Begin GIVEN RECORDS

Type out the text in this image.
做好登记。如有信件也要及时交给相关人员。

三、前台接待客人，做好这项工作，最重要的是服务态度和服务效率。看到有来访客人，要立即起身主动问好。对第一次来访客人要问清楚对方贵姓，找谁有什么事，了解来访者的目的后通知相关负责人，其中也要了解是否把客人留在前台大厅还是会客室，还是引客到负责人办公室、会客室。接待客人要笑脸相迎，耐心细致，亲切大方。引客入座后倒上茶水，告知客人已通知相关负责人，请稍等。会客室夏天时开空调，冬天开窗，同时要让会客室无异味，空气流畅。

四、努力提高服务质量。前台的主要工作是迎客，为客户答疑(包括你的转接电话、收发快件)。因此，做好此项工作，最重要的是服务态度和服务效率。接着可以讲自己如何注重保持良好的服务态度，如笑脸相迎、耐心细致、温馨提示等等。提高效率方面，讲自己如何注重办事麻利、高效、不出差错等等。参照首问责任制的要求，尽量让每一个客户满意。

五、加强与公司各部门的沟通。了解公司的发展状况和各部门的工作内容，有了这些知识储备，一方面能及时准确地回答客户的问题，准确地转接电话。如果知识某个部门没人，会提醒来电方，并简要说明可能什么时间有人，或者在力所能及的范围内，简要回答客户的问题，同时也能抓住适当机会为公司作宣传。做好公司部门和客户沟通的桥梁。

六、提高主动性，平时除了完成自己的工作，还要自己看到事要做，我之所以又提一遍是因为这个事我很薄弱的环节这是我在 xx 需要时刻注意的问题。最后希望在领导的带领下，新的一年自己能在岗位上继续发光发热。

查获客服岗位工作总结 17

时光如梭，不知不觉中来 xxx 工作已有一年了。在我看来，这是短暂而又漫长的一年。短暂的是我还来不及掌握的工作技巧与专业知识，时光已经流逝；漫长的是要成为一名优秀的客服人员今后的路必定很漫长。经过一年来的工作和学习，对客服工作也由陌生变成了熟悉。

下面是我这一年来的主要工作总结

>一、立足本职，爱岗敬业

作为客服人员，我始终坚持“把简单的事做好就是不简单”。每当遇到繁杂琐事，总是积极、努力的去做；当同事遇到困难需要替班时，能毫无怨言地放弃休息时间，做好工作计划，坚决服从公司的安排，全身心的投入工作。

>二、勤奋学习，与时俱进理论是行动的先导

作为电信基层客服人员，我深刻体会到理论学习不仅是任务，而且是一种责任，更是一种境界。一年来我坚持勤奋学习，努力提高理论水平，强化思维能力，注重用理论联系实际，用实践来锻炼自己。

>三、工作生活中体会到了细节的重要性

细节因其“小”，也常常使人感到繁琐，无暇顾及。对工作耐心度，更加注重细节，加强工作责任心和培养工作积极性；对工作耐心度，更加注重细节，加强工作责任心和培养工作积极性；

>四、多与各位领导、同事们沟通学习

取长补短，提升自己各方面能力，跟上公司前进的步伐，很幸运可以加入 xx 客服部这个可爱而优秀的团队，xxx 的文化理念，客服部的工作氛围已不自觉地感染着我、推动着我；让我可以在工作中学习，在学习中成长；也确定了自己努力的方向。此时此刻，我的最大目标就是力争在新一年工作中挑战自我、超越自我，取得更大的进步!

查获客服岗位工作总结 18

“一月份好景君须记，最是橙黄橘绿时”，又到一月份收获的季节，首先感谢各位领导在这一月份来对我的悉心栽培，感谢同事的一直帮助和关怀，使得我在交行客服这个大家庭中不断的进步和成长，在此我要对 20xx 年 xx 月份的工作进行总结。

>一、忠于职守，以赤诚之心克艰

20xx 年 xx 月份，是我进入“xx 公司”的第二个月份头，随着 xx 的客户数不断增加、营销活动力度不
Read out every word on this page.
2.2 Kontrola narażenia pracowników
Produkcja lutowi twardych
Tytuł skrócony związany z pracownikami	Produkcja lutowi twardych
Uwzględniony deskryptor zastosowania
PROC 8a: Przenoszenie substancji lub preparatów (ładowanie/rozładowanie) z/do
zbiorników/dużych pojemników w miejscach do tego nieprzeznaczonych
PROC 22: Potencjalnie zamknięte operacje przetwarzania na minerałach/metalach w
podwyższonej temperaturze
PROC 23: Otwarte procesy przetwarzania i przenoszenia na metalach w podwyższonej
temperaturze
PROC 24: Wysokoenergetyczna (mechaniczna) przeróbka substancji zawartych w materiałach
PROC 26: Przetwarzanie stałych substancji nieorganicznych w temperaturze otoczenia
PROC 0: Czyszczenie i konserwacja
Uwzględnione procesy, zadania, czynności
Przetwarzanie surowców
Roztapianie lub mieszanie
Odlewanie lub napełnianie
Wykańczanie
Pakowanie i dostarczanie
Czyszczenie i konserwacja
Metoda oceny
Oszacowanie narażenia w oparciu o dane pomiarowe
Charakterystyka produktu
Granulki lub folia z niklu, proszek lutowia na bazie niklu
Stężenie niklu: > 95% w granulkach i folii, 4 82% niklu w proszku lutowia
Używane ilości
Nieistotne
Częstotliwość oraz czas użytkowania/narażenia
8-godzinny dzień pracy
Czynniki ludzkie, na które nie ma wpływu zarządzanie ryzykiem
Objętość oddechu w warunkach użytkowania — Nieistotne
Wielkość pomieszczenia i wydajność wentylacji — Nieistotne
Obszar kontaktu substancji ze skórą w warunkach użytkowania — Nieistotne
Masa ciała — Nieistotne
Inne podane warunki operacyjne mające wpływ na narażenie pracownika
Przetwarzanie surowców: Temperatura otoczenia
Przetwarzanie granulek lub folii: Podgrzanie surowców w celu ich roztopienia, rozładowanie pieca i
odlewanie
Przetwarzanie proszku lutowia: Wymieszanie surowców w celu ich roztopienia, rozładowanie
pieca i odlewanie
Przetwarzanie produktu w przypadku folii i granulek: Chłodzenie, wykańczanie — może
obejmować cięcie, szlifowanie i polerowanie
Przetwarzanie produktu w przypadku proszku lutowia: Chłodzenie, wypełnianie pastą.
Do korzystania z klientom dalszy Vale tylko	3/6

End GIVEN RECORDS

*THE TASK*. Return the entries above exactly, each one complete.

*SOLVED PROBLEM*.
Type out the text in this image.
做好登记。如有信件也要及时交给相关人员。

三、前台接待客人，做好这项工作，最重要的是服务态度和服务效率。看到有来访客人，要立即起身主动问好。对第一次来访客人要问清楚对方贵姓，找谁有什么事，了解来访者的目的后通知相关负责人，其中也要了解是否把客人留在前台大厅还是会客室，还是引客到负责人办公室、会客室。接待客人要笑脸相迎，耐心细致，亲切大方。引客入座后倒上茶水，告知客人已通知相关负责人，请稍等。会客室夏天时开空调，冬天开窗，同时要让会客室无异味，空气流畅。

四、努力提高服务质量。前台的主要工作是迎客，为客户答疑(包括你的转接电话、收发快件)。因此，做好此项工作，最重要的是服务态度和服务效率。接着可以讲自己如何注重保持良好的服务态度，如笑脸相迎、耐心细致、温馨提示等等。提高效率方面，讲自己如何注重办事麻利、高效、不出差错等等。参照首问责任制的要求，尽量让每一个客户满意。

五、加强与公司各部门的沟通。了解公司的发展状况和各部门的工作内容，有了这些知识储备，一方面能及时准确地回答客户的问题，准确地转接电话。如果知识某个部门没人，会提醒来电方，并简要说明可能什么时间有人，或者在力所能及的范围内，简要回答客户的问题，同时也能抓住适当机会为公司作宣传。做好公司部门和客户沟通的桥梁。

六、提高主动性，平时除了完成自己的工作，还要自己看到事要做，我之所以又提一遍是因为这个事我很薄弱的环节这是我在 xx 需要时刻注意的问题。最后希望在领导的带领下，新的一年自己能在岗位上继续发光发热。

查获客服岗位工作总结 17

时光如梭，不知不觉中来 xxx 工作已有一年了。在我看来，这是短暂而又漫长的一年。短暂的是我还来不及掌握的工作技巧与专业知识，时光已经流逝；漫长的是要成为一名优秀的客服人员今后的路必定很漫长。经过一年来的工作和学习，对客服工作也由陌生变成了熟悉。

下面是我这一年来的主要工作总结

>一、立足本职，爱岗敬业

作为客服人员，我始终坚持“把简单的事做好就是不简单”。每当遇到繁杂琐事，总是积极、努力的去做；当同事遇到困难需要替班时，能毫无怨言地放弃休息时间，做好工作计划，坚决服从公司的安排，全身心的投入工作。

>二、勤奋学习，与时俱进理论是行动的先导

作为电信基层客服人员，我深刻体会到理论学习不仅是任务，而且是一种责任，更是一种境界。一年来我坚持勤奋学习，努力提高理论水平，强化思维能力，注重用理论联系实际，用实践来锻炼自己。

>三、工作生活中体会到了细节的重要性

细节因其“小”，也常常使人感到繁琐，无暇顾及。对工作耐心度，更加注重细节，加强工作责任心和培养工作积极性；对工作耐心度，更加注重细节，加强工作责任心和培养工作积极性；

>四、多与各位领导、同事们沟通学习

取长补短，提升自己各方面能力，跟上公司前进的步伐，很幸运可以加入 xx 客服部这个可爱而优秀的团队，xxx 的文化理念，客服部的工作氛围已不自觉地感染着我、推动着我；让我可以在工作中学习，在学习中成长；也确定了自己努力的方向。此时此刻，我的最大目标就是力争在新一年工作中挑战自我、超越自我，取得更大的进步!

查获客服岗位工作总结 18

“一月份好景君须记，最是橙黄橘绿时”，又到一月份收获的季节，首先感谢各位领导在这一月份来对我的悉心栽培，感谢同事的一直帮助和关怀，使得我在交行客服这个大家庭中不断的进步和成长，在此我要对 20xx 年 xx 月份的工作进行总结。

>一、忠于职守，以赤诚之心克艰

20xx 年 xx 月份，是我进入“xx 公司”的第二个月份头，随着 xx 的客户数不断增加、营销活动力度不
Read out every word on this page.
2.2 Kontrola narażenia pracowników
Produkcja lutowi twardych
Tytuł skrócony związany z pracownikami	Produkcja lutowi twardych
Uwzględniony deskryptor zastosowania
PROC 8a: Przenoszenie substancji lub preparatów (ładowanie/rozładowanie) z/do
zbiorników/dużych pojemników w miejscach do tego nieprzeznaczonych
PROC 22: Potencjalnie zamknięte operacje przetwarzania na minerałach/metalach w
podwyższonej temperaturze
PROC 23: Otwarte procesy przetwarzania i przenoszenia na metalach w podwyższonej
temperaturze
PROC 24: Wysokoenergetyczna (mechaniczna) przeróbka substancji zawartych w materiałach
PROC 26: Przetwarzanie stałych substancji nieorganicznych w temperaturze otoczenia
PROC 0: Czyszczenie i konserwacja
Uwzględnione procesy, zadania, czynności
Przetwarzanie surowców
Roztapianie lub mieszanie
Odlewanie lub napełnianie
Wykańczanie
Pakowanie i dostarczanie
Czyszczenie i konserwacja
Metoda oceny
Oszacowanie narażenia w oparciu o dane pomiarowe
Charakterystyka produktu
Granulki lub folia z niklu, proszek lutowia na bazie niklu
Stężenie niklu: > 95% w granulkach i folii, 4 82% niklu w proszku lutowia
Używane ilości
Nieistotne
Częstotliwość oraz czas użytkowania/narażenia
8-godzinny dzień pracy
Czynniki ludzkie, na które nie ma wpływu zarządzanie ryzykiem
Objętość oddechu w warunkach użytkowania — Nieistotne
Wielkość pomieszczenia i wydajność wentylacji — Nieistotne
Obszar kontaktu substancji ze skórą w warunkach użytkowania — Nieistotne
Masa ciała — Nieistotne
Inne podane warunki operacyjne mające wpływ na narażenie pracownika
Przetwarzanie surowców: Temperatura otoczenia
Przetwarzanie granulek lub folii: Podgrzanie surowców w celu ich roztopienia, rozładowanie pieca i
odlewanie
Przetwarzanie proszku lutowia: Wymieszanie surowców w celu ich roztopienia, rozładowanie
pieca i odlewanie
Przetwarzanie produktu w przypadku folii i granulek: Chłodzenie, wykańczanie — może
obejmować cięcie, szlifowanie i polerowanie
Przetwarzanie produktu w przypadku proszku lutowia: Chłodzenie, wypełnianie pastą.
Do korzystania z klientom dalszy Vale tylko	3/6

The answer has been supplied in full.